**PROBLEM DESCRIPTION**
Copy each line below that contains "Football".

-- Begin STORED RECORDS --

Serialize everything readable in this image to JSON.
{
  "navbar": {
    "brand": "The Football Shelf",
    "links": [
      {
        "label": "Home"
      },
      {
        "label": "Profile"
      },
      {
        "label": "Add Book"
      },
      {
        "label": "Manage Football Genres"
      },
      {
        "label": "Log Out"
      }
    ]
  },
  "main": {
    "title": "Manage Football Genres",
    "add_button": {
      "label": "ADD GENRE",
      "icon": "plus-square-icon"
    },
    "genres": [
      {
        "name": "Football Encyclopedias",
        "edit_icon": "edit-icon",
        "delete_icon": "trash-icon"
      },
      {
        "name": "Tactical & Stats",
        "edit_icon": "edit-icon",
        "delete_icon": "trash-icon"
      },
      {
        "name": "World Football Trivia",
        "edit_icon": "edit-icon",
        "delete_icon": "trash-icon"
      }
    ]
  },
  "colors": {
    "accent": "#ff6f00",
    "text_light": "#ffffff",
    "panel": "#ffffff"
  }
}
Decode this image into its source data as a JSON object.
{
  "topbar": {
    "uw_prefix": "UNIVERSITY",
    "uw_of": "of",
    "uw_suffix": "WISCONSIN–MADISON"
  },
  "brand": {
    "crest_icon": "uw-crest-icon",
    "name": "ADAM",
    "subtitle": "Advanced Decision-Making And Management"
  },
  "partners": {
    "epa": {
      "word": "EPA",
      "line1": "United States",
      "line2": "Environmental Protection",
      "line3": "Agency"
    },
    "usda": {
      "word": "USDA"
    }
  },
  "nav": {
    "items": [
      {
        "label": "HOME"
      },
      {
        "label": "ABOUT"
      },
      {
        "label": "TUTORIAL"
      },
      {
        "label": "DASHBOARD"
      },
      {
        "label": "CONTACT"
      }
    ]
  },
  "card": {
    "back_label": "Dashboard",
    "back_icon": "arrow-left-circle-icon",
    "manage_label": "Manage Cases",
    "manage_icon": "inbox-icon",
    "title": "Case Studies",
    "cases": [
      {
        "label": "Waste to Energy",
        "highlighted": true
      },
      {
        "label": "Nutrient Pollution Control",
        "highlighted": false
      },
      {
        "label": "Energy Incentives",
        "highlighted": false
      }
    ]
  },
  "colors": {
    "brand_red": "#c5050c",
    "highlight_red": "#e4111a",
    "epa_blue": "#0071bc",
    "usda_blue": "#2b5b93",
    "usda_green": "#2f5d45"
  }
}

-- End STORED RECORDS --

**RESULT**
    "brand": "The Football Shelf",
        "label": "Manage Football Genres"
    "title": "Manage Football Genres",
        "name": "Football Encyclopedias",
        "name": "World Football Trivia",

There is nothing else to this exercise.